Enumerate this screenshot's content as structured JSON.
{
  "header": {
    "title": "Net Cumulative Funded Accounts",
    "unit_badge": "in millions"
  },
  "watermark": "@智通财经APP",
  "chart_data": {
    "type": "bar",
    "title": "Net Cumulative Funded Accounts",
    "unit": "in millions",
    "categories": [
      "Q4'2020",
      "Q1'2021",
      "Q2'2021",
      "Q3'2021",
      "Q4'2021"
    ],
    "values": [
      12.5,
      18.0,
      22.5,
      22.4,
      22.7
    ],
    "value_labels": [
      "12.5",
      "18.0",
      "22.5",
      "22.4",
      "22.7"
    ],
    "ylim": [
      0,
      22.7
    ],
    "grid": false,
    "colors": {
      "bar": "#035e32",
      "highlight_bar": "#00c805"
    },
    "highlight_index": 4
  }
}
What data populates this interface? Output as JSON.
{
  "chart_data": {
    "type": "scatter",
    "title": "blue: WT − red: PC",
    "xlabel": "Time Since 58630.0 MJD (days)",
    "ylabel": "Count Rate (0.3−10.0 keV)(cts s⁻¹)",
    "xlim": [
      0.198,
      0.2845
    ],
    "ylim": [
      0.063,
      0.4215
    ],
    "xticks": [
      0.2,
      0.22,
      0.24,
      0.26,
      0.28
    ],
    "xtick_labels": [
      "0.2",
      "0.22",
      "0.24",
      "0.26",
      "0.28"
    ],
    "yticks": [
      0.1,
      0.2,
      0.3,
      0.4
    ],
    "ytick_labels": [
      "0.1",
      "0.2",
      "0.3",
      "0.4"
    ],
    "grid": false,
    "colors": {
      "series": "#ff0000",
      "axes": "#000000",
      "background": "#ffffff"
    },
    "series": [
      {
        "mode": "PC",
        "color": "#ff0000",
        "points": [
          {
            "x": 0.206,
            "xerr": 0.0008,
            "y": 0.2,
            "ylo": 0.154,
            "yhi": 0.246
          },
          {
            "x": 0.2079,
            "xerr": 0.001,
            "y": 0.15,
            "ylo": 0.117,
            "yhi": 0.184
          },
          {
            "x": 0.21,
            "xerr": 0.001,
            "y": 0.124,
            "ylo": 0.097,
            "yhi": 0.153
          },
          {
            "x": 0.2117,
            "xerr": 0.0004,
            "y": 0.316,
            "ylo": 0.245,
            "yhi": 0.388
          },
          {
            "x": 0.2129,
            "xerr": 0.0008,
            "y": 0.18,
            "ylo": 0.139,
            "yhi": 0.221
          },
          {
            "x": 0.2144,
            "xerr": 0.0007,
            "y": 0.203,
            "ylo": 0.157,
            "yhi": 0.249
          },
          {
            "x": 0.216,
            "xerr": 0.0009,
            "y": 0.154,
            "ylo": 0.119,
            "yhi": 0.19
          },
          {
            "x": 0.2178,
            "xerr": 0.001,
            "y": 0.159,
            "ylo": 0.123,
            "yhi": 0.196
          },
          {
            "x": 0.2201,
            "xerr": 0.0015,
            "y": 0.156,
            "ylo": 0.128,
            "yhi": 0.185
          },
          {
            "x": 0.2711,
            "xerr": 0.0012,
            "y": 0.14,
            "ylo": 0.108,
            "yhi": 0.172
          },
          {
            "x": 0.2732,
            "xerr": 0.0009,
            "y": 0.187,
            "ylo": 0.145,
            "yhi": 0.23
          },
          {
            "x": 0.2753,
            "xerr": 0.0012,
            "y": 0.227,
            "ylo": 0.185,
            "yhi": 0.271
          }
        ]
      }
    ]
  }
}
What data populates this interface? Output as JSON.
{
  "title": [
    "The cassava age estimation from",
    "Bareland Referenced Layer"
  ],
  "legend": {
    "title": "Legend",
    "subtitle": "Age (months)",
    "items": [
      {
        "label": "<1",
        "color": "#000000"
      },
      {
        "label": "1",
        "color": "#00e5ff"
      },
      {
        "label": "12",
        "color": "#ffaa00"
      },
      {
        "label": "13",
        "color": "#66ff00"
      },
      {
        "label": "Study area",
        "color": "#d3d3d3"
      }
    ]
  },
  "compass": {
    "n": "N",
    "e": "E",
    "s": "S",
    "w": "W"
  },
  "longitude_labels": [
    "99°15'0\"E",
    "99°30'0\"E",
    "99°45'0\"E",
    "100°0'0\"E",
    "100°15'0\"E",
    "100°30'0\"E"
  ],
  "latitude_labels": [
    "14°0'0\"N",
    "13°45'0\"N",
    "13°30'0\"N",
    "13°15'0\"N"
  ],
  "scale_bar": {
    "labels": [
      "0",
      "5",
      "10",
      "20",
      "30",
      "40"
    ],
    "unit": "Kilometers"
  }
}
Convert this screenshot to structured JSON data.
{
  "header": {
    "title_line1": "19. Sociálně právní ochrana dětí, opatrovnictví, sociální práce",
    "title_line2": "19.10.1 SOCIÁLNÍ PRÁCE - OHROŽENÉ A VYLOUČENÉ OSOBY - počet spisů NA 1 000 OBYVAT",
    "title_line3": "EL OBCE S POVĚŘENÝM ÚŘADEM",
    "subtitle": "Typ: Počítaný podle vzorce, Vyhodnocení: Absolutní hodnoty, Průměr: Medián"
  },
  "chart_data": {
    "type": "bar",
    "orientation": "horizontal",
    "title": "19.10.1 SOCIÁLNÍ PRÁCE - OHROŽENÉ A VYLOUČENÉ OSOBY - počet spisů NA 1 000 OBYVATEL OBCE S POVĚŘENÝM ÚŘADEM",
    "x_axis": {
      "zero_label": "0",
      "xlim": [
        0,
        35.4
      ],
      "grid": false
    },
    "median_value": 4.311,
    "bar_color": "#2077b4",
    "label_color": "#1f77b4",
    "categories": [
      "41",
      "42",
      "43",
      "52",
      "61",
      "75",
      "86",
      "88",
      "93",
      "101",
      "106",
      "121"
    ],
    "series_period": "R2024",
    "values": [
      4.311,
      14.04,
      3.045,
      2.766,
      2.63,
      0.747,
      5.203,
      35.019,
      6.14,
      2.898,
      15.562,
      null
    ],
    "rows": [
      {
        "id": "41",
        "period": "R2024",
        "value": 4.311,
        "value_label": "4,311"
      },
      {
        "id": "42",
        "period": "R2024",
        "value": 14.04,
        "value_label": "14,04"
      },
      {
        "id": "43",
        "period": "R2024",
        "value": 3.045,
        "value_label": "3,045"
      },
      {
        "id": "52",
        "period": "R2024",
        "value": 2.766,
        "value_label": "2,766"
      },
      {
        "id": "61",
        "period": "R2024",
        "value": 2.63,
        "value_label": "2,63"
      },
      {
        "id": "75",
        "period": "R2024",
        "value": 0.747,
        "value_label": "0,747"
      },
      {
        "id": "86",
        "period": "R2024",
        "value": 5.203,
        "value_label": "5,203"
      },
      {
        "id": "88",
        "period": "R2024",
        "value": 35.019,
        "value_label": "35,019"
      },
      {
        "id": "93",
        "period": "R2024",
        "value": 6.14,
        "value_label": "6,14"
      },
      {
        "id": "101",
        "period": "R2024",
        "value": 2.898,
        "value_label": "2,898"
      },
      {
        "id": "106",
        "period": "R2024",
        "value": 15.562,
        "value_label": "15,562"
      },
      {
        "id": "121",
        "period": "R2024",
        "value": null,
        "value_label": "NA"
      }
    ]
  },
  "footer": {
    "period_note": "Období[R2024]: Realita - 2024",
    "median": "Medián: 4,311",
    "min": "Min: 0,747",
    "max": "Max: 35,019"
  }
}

----

## Exercise details
Using the data above, reproduce every line exactly.

## Reply
Enumerate this screenshot's content as structured JSON.
{
  "header": {
    "title": "Net Cumulative Funded Accounts",
    "unit_badge": "in millions"
  },
  "watermark": "@智通财经APP",
  "chart_data": {
    "type": "bar",
    "title": "Net Cumulative Funded Accounts",
    "unit": "in millions",
    "categories": [
      "Q4'2020",
      "Q1'2021",
      "Q2'2021",
      "Q3'2021",
      "Q4'2021"
    ],
    "values": [
      12.5,
      18.0,
      22.5,
      22.4,
      22.7
    ],
    "value_labels": [
      "12.5",
      "18.0",
      "22.5",
      "22.4",
      "22.7"
    ],
    "ylim": [
      0,
      22.7
    ],
    "grid": false,
    "colors": {
      "bar": "#035e32",
      "highlight_bar": "#00c805"
    },
    "highlight_index": 4
  }
}
What data populates this interface? Output as JSON.
{
  "chart_data": {
    "type": "scatter",
    "title": "blue: WT − red: PC",
    "xlabel": "Time Since 58630.0 MJD (days)",
    "ylabel": "Count Rate (0.3−10.0 keV)(cts s⁻¹)",
    "xlim": [
      0.198,
      0.2845
    ],
    "ylim": [
      0.063,
      0.4215
    ],
    "xticks": [
      0.2,
      0.22,
      0.24,
      0.26,
      0.28
    ],
    "xtick_labels": [
      "0.2",
      "0.22",
      "0.24",
      "0.26",
      "0.28"
    ],
    "yticks": [
      0.1,
      0.2,
      0.3,
      0.4
    ],
    "ytick_labels": [
      "0.1",
      "0.2",
      "0.3",
      "0.4"
    ],
    "grid": false,
    "colors": {
      "series": "#ff0000",
      "axes": "#000000",
      "background": "#ffffff"
    },
    "series": [
      {
        "mode": "PC",
        "color": "#ff0000",
        "points": [
          {
            "x": 0.206,
            "xerr": 0.0008,
            "y": 0.2,
            "ylo": 0.154,
            "yhi": 0.246
          },
          {
            "x": 0.2079,
            "xerr": 0.001,
            "y": 0.15,
            "ylo": 0.117,
            "yhi": 0.184
          },
          {
            "x": 0.21,
            "xerr": 0.001,
            "y": 0.124,
            "ylo": 0.097,
            "yhi": 0.153
          },
          {
            "x": 0.2117,
            "xerr": 0.0004,
            "y": 0.316,
            "ylo": 0.245,
            "yhi": 0.388
          },
          {
            "x": 0.2129,
            "xerr": 0.0008,
            "y": 0.18,
            "ylo": 0.139,
            "yhi": 0.221
          },
          {
            "x": 0.2144,
            "xerr": 0.0007,
            "y": 0.203,
            "ylo": 0.157,
            "yhi": 0.249
          },
          {
            "x": 0.216,
            "xerr": 0.0009,
            "y": 0.154,
            "ylo": 0.119,
            "yhi": 0.19
          },
          {
            "x": 0.2178,
            "xerr": 0.001,
            "y": 0.159,
            "ylo": 0.123,
            "yhi": 0.196
          },
          {
            "x": 0.2201,
            "xerr": 0.0015,
            "y": 0.156,
            "ylo": 0.128,
            "yhi": 0.185
          },
          {
            "x": 0.2711,
            "xerr": 0.0012,
            "y": 0.14,
            "ylo": 0.108,
            "yhi": 0.172
          },
          {
            "x": 0.2732,
            "xerr": 0.0009,
            "y": 0.187,
            "ylo": 0.145,
            "yhi": 0.23
          },
          {
            "x": 0.2753,
            "xerr": 0.0012,
            "y": 0.227,
            "ylo": 0.185,
            "yhi": 0.271
          }
        ]
      }
    ]
  }
}
What data populates this interface? Output as JSON.
{
  "title": [
    "The cassava age estimation from",
    "Bareland Referenced Layer"
  ],
  "legend": {
    "title": "Legend",
    "subtitle": "Age (months)",
    "items": [
      {
        "label": "<1",
        "color": "#000000"
      },
      {
        "label": "1",
        "color": "#00e5ff"
      },
      {
        "label": "12",
        "color": "#ffaa00"
      },
      {
        "label": "13",
        "color": "#66ff00"
      },
      {
        "label": "Study area",
        "color": "#d3d3d3"
      }
    ]
  },
  "compass": {
    "n": "N",
    "e": "E",
    "s": "S",
    "w": "W"
  },
  "longitude_labels": [
    "99°15'0\"E",
    "99°30'0\"E",
    "99°45'0\"E",
    "100°0'0\"E",
    "100°15'0\"E",
    "100°30'0\"E"
  ],
  "latitude_labels": [
    "14°0'0\"N",
    "13°45'0\"N",
    "13°30'0\"N",
    "13°15'0\"N"
  ],
  "scale_bar": {
    "labels": [
      "0",
      "5",
      "10",
      "20",
      "30",
      "40"
    ],
    "unit": "Kilometers"
  }
}
Convert this screenshot to structured JSON data.
{
  "header": {
    "title_line1": "19. Sociálně právní ochrana dětí, opatrovnictví, sociální práce",
    "title_line2": "19.10.1 SOCIÁLNÍ PRÁCE - OHROŽENÉ A VYLOUČENÉ OSOBY - počet spisů NA 1 000 OBYVAT",
    "title_line3": "EL OBCE S POVĚŘENÝM ÚŘADEM",
    "subtitle": "Typ: Počítaný podle vzorce, Vyhodnocení: Absolutní hodnoty, Průměr: Medián"
  },
  "chart_data": {
    "type": "bar",
    "orientation": "horizontal",
    "title": "19.10.1 SOCIÁLNÍ PRÁCE - OHROŽENÉ A VYLOUČENÉ OSOBY - počet spisů NA 1 000 OBYVATEL OBCE S POVĚŘENÝM ÚŘADEM",
    "x_axis": {
      "zero_label": "0",
      "xlim": [
        0,
        35.4
      ],
      "grid": false
    },
    "median_value": 4.311,
    "bar_color": "#2077b4",
    "label_color": "#1f77b4",
    "categories": [
      "41",
      "42",
      "43",
      "52",
      "61",
      "75",
      "86",
      "88",
      "93",
      "101",
      "106",
      "121"
    ],
    "series_period": "R2024",
    "values": [
      4.311,
      14.04,
      3.045,
      2.766,
      2.63,
      0.747,
      5.203,
      35.019,
      6.14,
      2.898,
      15.562,
      null
    ],
    "rows": [
      {
        "id": "41",
        "period": "R2024",
        "value": 4.311,
        "value_label": "4,311"
      },
      {
        "id": "42",
        "period": "R2024",
        "value": 14.04,
        "value_label": "14,04"
      },
      {
        "id": "43",
        "period": "R2024",
        "value": 3.045,
        "value_label": "3,045"
      },
      {
        "id": "52",
        "period": "R2024",
        "value": 2.766,
        "value_label": "2,766"
      },
      {
        "id": "61",
        "period": "R2024",
        "value": 2.63,
        "value_label": "2,63"
      },
      {
        "id": "75",
        "period": "R2024",
        "value": 0.747,
        "value_label": "0,747"
      },
      {
        "id": "86",
        "period": "R2024",
        "value": 5.203,
        "value_label": "5,203"
      },
      {
        "id": "88",
        "period": "R2024",
        "value": 35.019,
        "value_label": "35,019"
      },
      {
        "id": "93",
        "period": "R2024",
        "value": 6.14,
        "value_label": "6,14"
      },
      {
        "id": "101",
        "period": "R2024",
        "value": 2.898,
        "value_label": "2,898"
      },
      {
        "id": "106",
        "period": "R2024",
        "value": 15.562,
        "value_label": "15,562"
      },
      {
        "id": "121",
        "period": "R2024",
        "value": null,
        "value_label": "NA"
      }
    ]
  },
  "footer": {
    "period_note": "Období[R2024]: Realita - 2024",
    "median": "Medián: 4,311",
    "min": "Min: 0,747",
    "max": "Max: 35,019"
  }
}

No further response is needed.